*The request*: Write out everything in the pg_stat_activity patch message from "I would like" down to "can't be 'ClientRead'.", word for word.

*Quoted text*:
[PATCH] fix wait_event of pg_stat_activity in case of high amount of connections

Поиск
Список
Период
Сортировка
От Michael Zhilin
Тема [PATCH] fix wait_event of pg_stat_activity in case of high amount of connections
Дата
Msg-id ab1c0a7d-e789-5ef5-1180-42708ac6fe2d@postgrespro.ru
обсуждение исходный текст
Ответы Re: [PATCH] fix wait_event of pg_stat_activity in case of high amount of connections  (Justin Pryzby <pryzby@telsasoft.com>)
Список pgsql-hackers
Hi,

I would like to submit patch for column wait_event of view 
pg_stat_activity. Please find it attached.

The view pg_stat_activity provides snapshot of actual backends' state 
with following columns:
   - wait_event contains event name for which backend is waiting for;
   - state of backend, for instance active or idle.

We observe that in high load applications the value of column wait_event 
of pg_stat_activity is incorrect. For instance, it can be "ClientRead" 
for active backends. According to source code, the wait event 
"ClientRead" is possible only for idle or 'idle in transaction' 
backends. So if backend is active, the wait_event can't be 'ClientRead'.

The key parameter to reproduce defect is high value of max_connections 
(more than 1000). Let's do the following:
   - create new database (initdb)
   - set max_connections to 10000
   - trigger pgbench in select-only mode (200 connections, 1 job)
   - fetch data from pg_stat_activity

The following query can be used to detect problem:

select state, wait_event, backend_type, count(1)
    from pg_stat_activity
   group by 1,2,3;

The pgbench command is following:

pgbench -n -c 200 -j 1 -T 60 -P 1 -M prepared -S postgres

Before patch, the output looks like:

postgres=# select state, wait_event, backend_type,  count(1) from 
pg_stat_activity group by 1,2,3;
   state  |     wait_event      |         backend_type         | count
--------+---------------------+------------------------------+-------
   idle   |                     | client backend               |     3
   active |                     | client backend               |     1
          | WalWriterMain       | walwriter                    |     1
          | CheckpointerMain    | checkpointer                 |     1
          | LogicalLauncherMain | logical replication launcher |     1
          | AutoVacuumMain      | autovacuum launcher          |     1
          | BgWriterHibernate   | background writer            |     1
   active | ClientRead          | client backend               |     4
   idle   | ClientRead          | client backend               |   193
(9 rows)

Time: 4.406 ms

Please pay attention to lines with state 'active' and wait_event 
'ClientRead'. According to output above, we see 4 backends with such 
combination of state and wait_event.

*Dataset excerpts*:
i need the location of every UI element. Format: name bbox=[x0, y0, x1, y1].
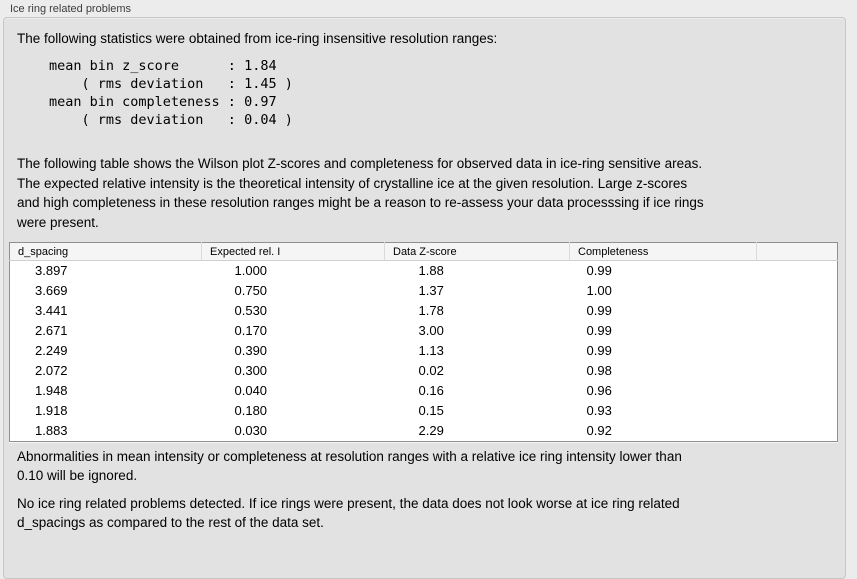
description-text: The following table shows the Wilson plo… bbox=[17, 156, 704, 230]
ignore-note-text: Abnormalities in mean intensity or compl… bbox=[17, 449, 682, 483]
cell-completeness: 1.00 bbox=[586, 283, 612, 298]
column-header-empty bbox=[756, 242, 838, 261]
cell-d-spacing: 3.897 bbox=[35, 263, 68, 278]
cell-d-spacing: 3.669 bbox=[35, 283, 68, 298]
cell-data-z-score: 1.37 bbox=[418, 283, 444, 298]
cell-d-spacing: 3.441 bbox=[35, 303, 68, 318]
cell-data-z-score: 0.16 bbox=[418, 383, 444, 398]
cell-expected-rel-i: 1.000 bbox=[234, 263, 268, 278]
table-row[interactable]: 2.072 0.300 0.02 0.98 bbox=[10, 361, 838, 381]
intro-text: The following statistics were obtained f… bbox=[17, 31, 498, 46]
groupbox-title: Ice ring related problems bbox=[10, 3, 132, 15]
cell-completeness: 0.99 bbox=[586, 323, 612, 338]
conclusion-text: No ice ring related problems detected. I… bbox=[17, 496, 680, 530]
table-header-row: d_spacing Expected rel. I Data Z-score C… bbox=[9, 242, 838, 261]
ice-ring-panel: The following statistics were obtained f… bbox=[3, 17, 846, 579]
cell-completeness: 0.99 bbox=[586, 303, 612, 318]
cell-data-z-score: 1.88 bbox=[418, 263, 444, 278]
cell-expected-rel-i: 0.530 bbox=[234, 303, 268, 318]
cell-completeness: 0.99 bbox=[586, 343, 612, 358]
table-row[interactable]: 2.249 0.390 1.13 0.99 bbox=[10, 341, 838, 361]
cell-empty bbox=[757, 381, 838, 401]
cell-completeness: 0.93 bbox=[586, 403, 612, 418]
table-row[interactable]: 2.671 0.170 3.00 0.99 bbox=[10, 321, 838, 341]
cell-data-z-score: 1.13 bbox=[418, 343, 444, 358]
cell-completeness: 0.96 bbox=[586, 383, 612, 398]
cell-data-z-score: 0.15 bbox=[418, 403, 444, 418]
cell-expected-rel-i: 0.750 bbox=[234, 283, 268, 298]
cell-empty bbox=[757, 421, 838, 442]
table-row[interactable]: 3.897 1.000 1.88 0.99 bbox=[10, 261, 838, 282]
cell-empty bbox=[757, 261, 838, 282]
cell-d-spacing: 1.883 bbox=[35, 423, 68, 438]
table-row[interactable]: 1.883 0.030 2.29 0.92 bbox=[10, 421, 838, 442]
cell-data-z-score: 2.29 bbox=[418, 423, 444, 438]
table-row[interactable]: 3.441 0.530 1.78 0.99 bbox=[10, 301, 838, 321]
column-header-data-z-score[interactable]: Data Z-score bbox=[384, 242, 570, 261]
cell-expected-rel-i: 0.030 bbox=[234, 423, 268, 438]
column-header-expected-rel-i[interactable]: Expected rel. I bbox=[201, 242, 385, 261]
cell-expected-rel-i: 0.170 bbox=[234, 323, 268, 338]
stats-block: mean bin z_score : 1.84 ( rms deviation … bbox=[49, 58, 293, 128]
table-row[interactable]: 1.948 0.040 0.16 0.96 bbox=[10, 381, 838, 401]
cell-empty bbox=[757, 341, 838, 361]
column-header-completeness[interactable]: Completeness bbox=[569, 242, 757, 261]
cell-expected-rel-i: 0.300 bbox=[234, 363, 268, 378]
cell-completeness: 0.98 bbox=[586, 363, 612, 378]
cell-d-spacing: 2.249 bbox=[35, 343, 68, 358]
cell-data-z-score: 3.00 bbox=[418, 323, 444, 338]
cell-empty bbox=[757, 321, 838, 341]
ice-ring-table: d_spacing Expected rel. I Data Z-score C… bbox=[9, 242, 838, 442]
cell-empty bbox=[757, 301, 838, 321]
column-header-d-spacing[interactable]: d_spacing bbox=[9, 242, 202, 261]
cell-data-z-score: 0.02 bbox=[418, 363, 444, 378]
cell-completeness: 0.99 bbox=[586, 263, 612, 278]
cell-d-spacing: 2.671 bbox=[35, 323, 68, 338]
cell-data-z-score: 1.78 bbox=[418, 303, 444, 318]
cell-d-spacing: 1.918 bbox=[35, 403, 68, 418]
table-row[interactable]: 1.918 0.180 0.15 0.93 bbox=[10, 401, 838, 421]
cell-empty bbox=[757, 401, 838, 421]
cell-empty bbox=[757, 281, 838, 301]
table-row[interactable]: 3.669 0.750 1.37 1.00 bbox=[10, 281, 838, 301]
cell-expected-rel-i: 0.390 bbox=[234, 343, 268, 358]
cell-completeness: 0.92 bbox=[586, 423, 612, 438]
cell-expected-rel-i: 0.040 bbox=[234, 383, 268, 398]
cell-empty bbox=[757, 361, 838, 381]
cell-d-spacing: 2.072 bbox=[35, 363, 68, 378]
cell-expected-rel-i: 0.180 bbox=[234, 403, 268, 418]
cell-d-spacing: 1.948 bbox=[35, 383, 68, 398]
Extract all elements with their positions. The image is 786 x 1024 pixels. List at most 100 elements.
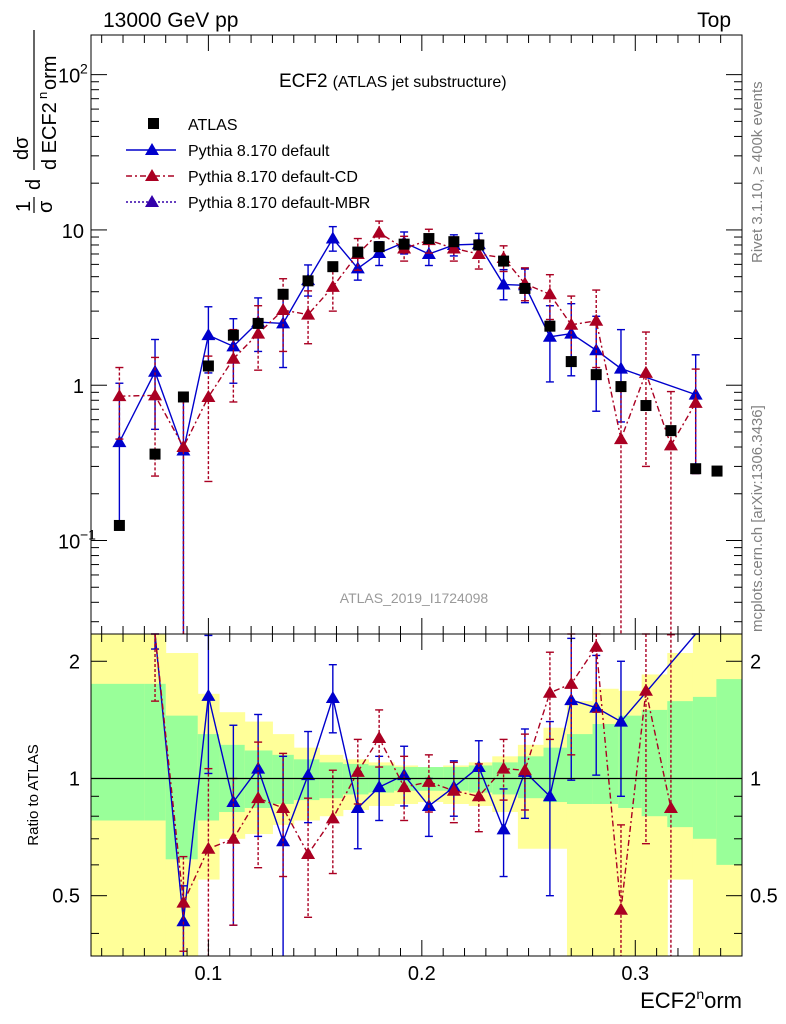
ratio-pythia-default-cd-point	[638, 683, 653, 696]
mcplots-label: mcplots.cern.ch [arXiv:1306.3436]	[749, 405, 766, 632]
ratio-pythia-default-cd-point	[201, 841, 216, 854]
atlas-data-point	[498, 255, 510, 267]
ratio-y-tick-label: 0.5	[52, 886, 80, 908]
ratio-pythia-default-point	[496, 822, 511, 835]
atlas-data-point	[665, 425, 677, 437]
atlas-data-point	[149, 448, 161, 460]
ratio-pythia-default-cd-point	[301, 846, 316, 859]
pythia-default-point	[112, 435, 127, 448]
pythia-default-cd-point	[688, 395, 703, 408]
green-band-bin	[641, 709, 668, 817]
ratio-pythia-default-point	[176, 914, 191, 927]
atlas-data-point	[302, 275, 314, 287]
legend-label: Pythia 8.170 default-CD	[188, 169, 358, 186]
atlas-data-point	[544, 320, 556, 332]
ratio-pythia-default-cd-point	[542, 685, 557, 698]
y-label-prefactor: 1	[13, 201, 35, 212]
ratio-pythia-default-cd-point	[589, 639, 604, 652]
atlas-data-point	[448, 236, 460, 248]
ratio-pythia-default-cd-point	[176, 895, 191, 908]
green-band-bin	[692, 696, 717, 839]
pythia-default-point	[613, 361, 628, 374]
green-band-bin	[716, 679, 743, 865]
legend-label: Pythia 8.170 default-MBR	[188, 195, 370, 212]
pythia-default-cd-point	[613, 432, 628, 445]
pythia-default-cd-point	[201, 389, 216, 402]
ratio-pythia-default-cd-point	[613, 902, 628, 915]
pythia-default-cd-point	[663, 438, 678, 451]
pythia-default-cd-point	[325, 279, 340, 292]
ratio-pythia-default-point	[613, 714, 628, 727]
atlas-data-point	[711, 465, 723, 477]
main-y-tick-label: 10	[58, 532, 80, 554]
svg-text:σ: σ	[35, 200, 57, 213]
pythia-default-cd-point	[542, 287, 557, 300]
pythia-default-cd-point	[471, 246, 486, 259]
main-y-tick-exponent: 2	[80, 61, 88, 77]
ratio-pythia-default-cd-point	[496, 761, 511, 774]
ratio-plot-frame	[90, 633, 743, 957]
ratio-pythia-default-cd-point	[564, 676, 579, 689]
ratio-y-tick-label-right: 1	[750, 768, 761, 790]
main-y-tick-label: 10	[62, 221, 84, 243]
ratio-y-axis-label: Ratio to ATLAS	[25, 744, 42, 845]
main-y-tick-label: 1	[73, 376, 84, 398]
ratio-pythia-default-cd-point	[372, 731, 387, 744]
pythia-default-cd-point	[446, 241, 461, 254]
atlas-data-point	[277, 288, 289, 300]
pythia-default-point	[589, 343, 604, 356]
main-y-axis-label: 1 σ d dσ d ECF2 n orm	[11, 30, 61, 213]
legend-label: ATLAS	[188, 117, 238, 134]
ratio-y-tick-label: 2	[69, 651, 80, 673]
x-tick-label: 0.2	[408, 963, 436, 985]
pythia-default-point	[201, 328, 216, 341]
main-series-group	[112, 220, 723, 634]
atlas-data-point	[423, 233, 435, 245]
ratio-uncertainty-bands	[91, 634, 743, 956]
ratio-pythia-default-point	[301, 768, 316, 781]
svg-text:dσ: dσ	[11, 136, 33, 160]
ratio-pythia-default-point	[201, 688, 216, 701]
main-y-tick-label: 10	[58, 66, 80, 88]
atlas-data-point	[690, 463, 702, 475]
svg-text:d: d	[23, 179, 45, 190]
ratio-y-tick-label-right: 0.5	[750, 886, 778, 908]
ratio-pythia-default-cd-point	[325, 811, 340, 824]
svg-text:n: n	[35, 92, 50, 99]
pythia-default-cd-point	[589, 313, 604, 326]
header-energy-label: 13000 GeV pp	[103, 9, 238, 32]
pythia-default-point	[325, 231, 340, 244]
pythia-default-cd-point	[564, 317, 579, 330]
atlas-data-point	[327, 261, 339, 273]
legend-marker	[145, 169, 159, 181]
atlas-data-point	[398, 238, 410, 250]
atlas-data-point	[177, 391, 189, 403]
atlas-data-point	[352, 246, 364, 258]
ratio-pythia-default-cd-line	[154, 633, 672, 910]
pythia-default-point	[688, 387, 703, 400]
atlas-data-point	[565, 356, 577, 368]
ratio-pythia-default-cd-point	[350, 764, 365, 777]
pythia-default-cd-line	[119, 231, 697, 449]
ratio-pythia-default-cd-point	[446, 783, 461, 796]
x-tick-label: 0.1	[194, 963, 222, 985]
analysis-watermark: ATLAS_2019_I1724098	[340, 590, 489, 606]
header-process-label: Top	[697, 9, 731, 32]
green-band-bin	[197, 734, 220, 821]
atlas-data-point	[640, 400, 652, 412]
plot-title-main: ECF2	[279, 71, 328, 92]
pythia-default-cd-point	[372, 225, 387, 238]
ratio-pythia-default-cd-point	[471, 789, 486, 802]
atlas-data-point	[473, 239, 485, 251]
rivet-version-label: Rivet 3.1.10, ≥ 400k events	[749, 81, 766, 263]
ratio-pythia-default-cd-point	[276, 800, 291, 813]
pythia-default-cd-point	[226, 351, 241, 364]
atlas-data-point	[615, 381, 627, 393]
pythia-default-point	[276, 316, 291, 329]
pythia-default-cd-point	[148, 388, 163, 401]
legend: ATLAS Pythia 8.170 default Pythia 8.170 de…	[126, 117, 370, 212]
plot-title-subtitle: (ATLAS jet substructure)	[333, 74, 507, 91]
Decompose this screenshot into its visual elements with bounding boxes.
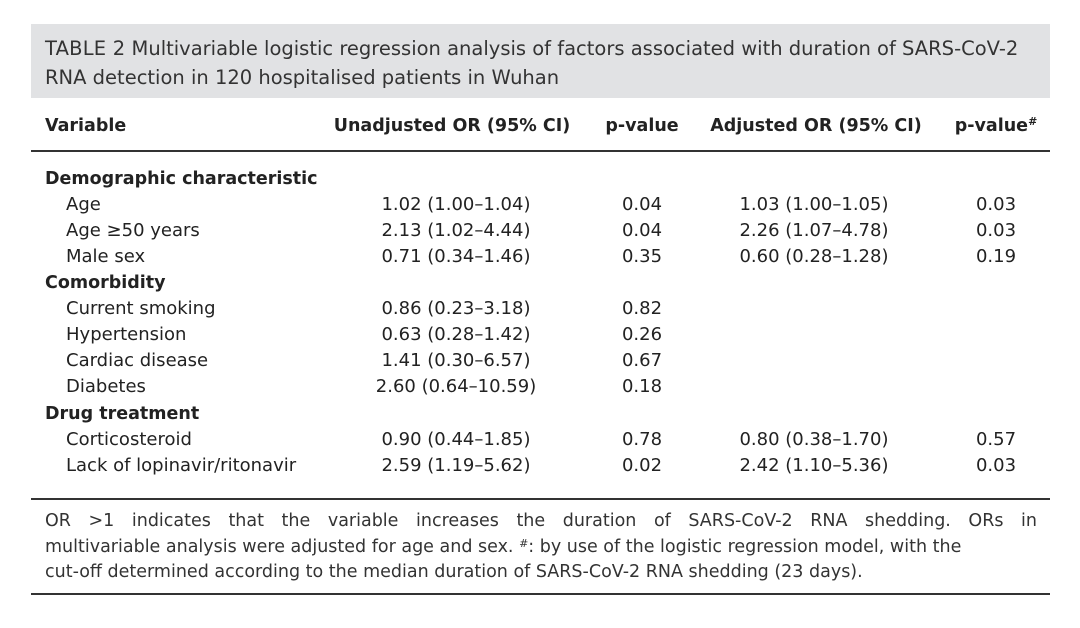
row-p-value-adjusted: 0.19 [975, 246, 1017, 267]
row-variable: Hypertension [66, 324, 187, 345]
table-footnote: OR >1 indicates that the variable increa… [45, 509, 1037, 586]
group-title: Comorbidity [45, 273, 166, 293]
header-p-value: p-value [605, 116, 679, 136]
row-unadjusted-or: 0.86 (0.23–3.18) [381, 298, 531, 319]
row-variable: Age ≥50 years [66, 220, 200, 241]
footnote-line: multivariable analysis were adjusted for… [45, 535, 1037, 561]
row-p-value: 0.04 [621, 220, 663, 241]
row-p-value: 0.67 [621, 350, 663, 371]
row-adjusted-or: 1.03 (1.00–1.05) [739, 194, 889, 215]
row-unadjusted-or: 1.02 (1.00–1.04) [381, 194, 531, 215]
row-p-value: 0.18 [621, 376, 663, 397]
header-p-value-adjusted: p-value# [945, 113, 1047, 139]
row-adjusted-or: 2.42 (1.10–5.36) [739, 455, 889, 476]
header-variable: Variable [45, 116, 127, 136]
row-unadjusted-or: 0.71 (0.34–1.46) [381, 246, 531, 267]
table-title: Multivariable logistic regression analys… [45, 37, 1019, 89]
row-p-value: 0.82 [621, 298, 663, 319]
header-p-value-adjusted-label: p-value [954, 116, 1029, 136]
row-p-value-adjusted: 0.57 [975, 429, 1017, 450]
row-variable: Corticosteroid [66, 429, 192, 450]
footnote-text: : by use of the logistic regression mode… [528, 536, 962, 557]
row-unadjusted-or: 2.60 (0.64–10.59) [375, 376, 537, 397]
row-unadjusted-or: 0.63 (0.28–1.42) [381, 324, 531, 345]
row-p-value-adjusted: 0.03 [975, 455, 1017, 476]
header-adjusted-or: Adjusted OR (95% CI) [710, 116, 922, 136]
table-number: TABLE 2 [45, 37, 126, 60]
row-unadjusted-or: 1.41 (0.30–6.57) [381, 350, 531, 371]
table-caption: TABLE 2 Multivariable logistic regressio… [31, 24, 1050, 98]
row-variable: Male sex [66, 246, 146, 267]
group-title: Demographic characteristic [45, 169, 318, 189]
row-p-value: 0.26 [621, 324, 663, 345]
footnote-text: multivariable analysis were adjusted for… [45, 536, 520, 557]
header-rule [31, 150, 1050, 152]
row-variable: Current smoking [66, 298, 216, 319]
table-bottom-rule [31, 498, 1050, 500]
row-p-value: 0.04 [621, 194, 663, 215]
row-variable: Diabetes [66, 376, 146, 397]
row-unadjusted-or: 2.59 (1.19–5.62) [381, 455, 531, 476]
group-title: Drug treatment [45, 404, 200, 424]
footnote-bottom-rule [31, 593, 1050, 595]
row-variable: Age [66, 194, 101, 215]
row-adjusted-or: 0.80 (0.38–1.70) [739, 429, 889, 450]
row-adjusted-or: 2.26 (1.07–4.78) [739, 220, 889, 241]
footnote-line: OR >1 indicates that the variable increa… [45, 511, 1037, 531]
row-unadjusted-or: 2.13 (1.02–4.44) [381, 220, 531, 241]
row-variable: Lack of lopinavir/ritonavir [66, 455, 297, 476]
header-unadjusted-or: Unadjusted OR (95% CI) [333, 116, 571, 136]
row-variable: Cardiac disease [66, 350, 209, 371]
row-p-value: 0.35 [621, 246, 663, 267]
footnote-line: cut-off determined according to the medi… [45, 562, 863, 582]
row-p-value: 0.78 [621, 429, 663, 450]
row-p-value: 0.02 [621, 455, 663, 476]
row-p-value-adjusted: 0.03 [975, 220, 1017, 241]
row-adjusted-or: 0.60 (0.28–1.28) [739, 246, 889, 267]
row-p-value-adjusted: 0.03 [975, 194, 1017, 215]
row-unadjusted-or: 0.90 (0.44–1.85) [381, 429, 531, 450]
header-p-value-mark: # [1028, 115, 1038, 128]
footnote-mark: # [519, 536, 529, 550]
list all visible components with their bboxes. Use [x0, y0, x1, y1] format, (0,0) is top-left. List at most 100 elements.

*Solved exercise*:
I would like to submit patch for column wait_event of view 
pg_stat_activity. Please find it attached.

The view pg_stat_activity provides snapshot of actual backends' state 
with following columns:
   - wait_event contains event name for which backend is waiting for;
   - state of backend, for instance active or idle.

We observe that in high load applications the value of column wait_event 
of pg_stat_activity is incorrect. For instance, it can be "ClientRead" 
for active backends. According to source code, the wait event 
"ClientRead" is possible only for idle or 'idle in transaction' 
backends. So if backend is active, the wait_event can't be 'ClientRead'.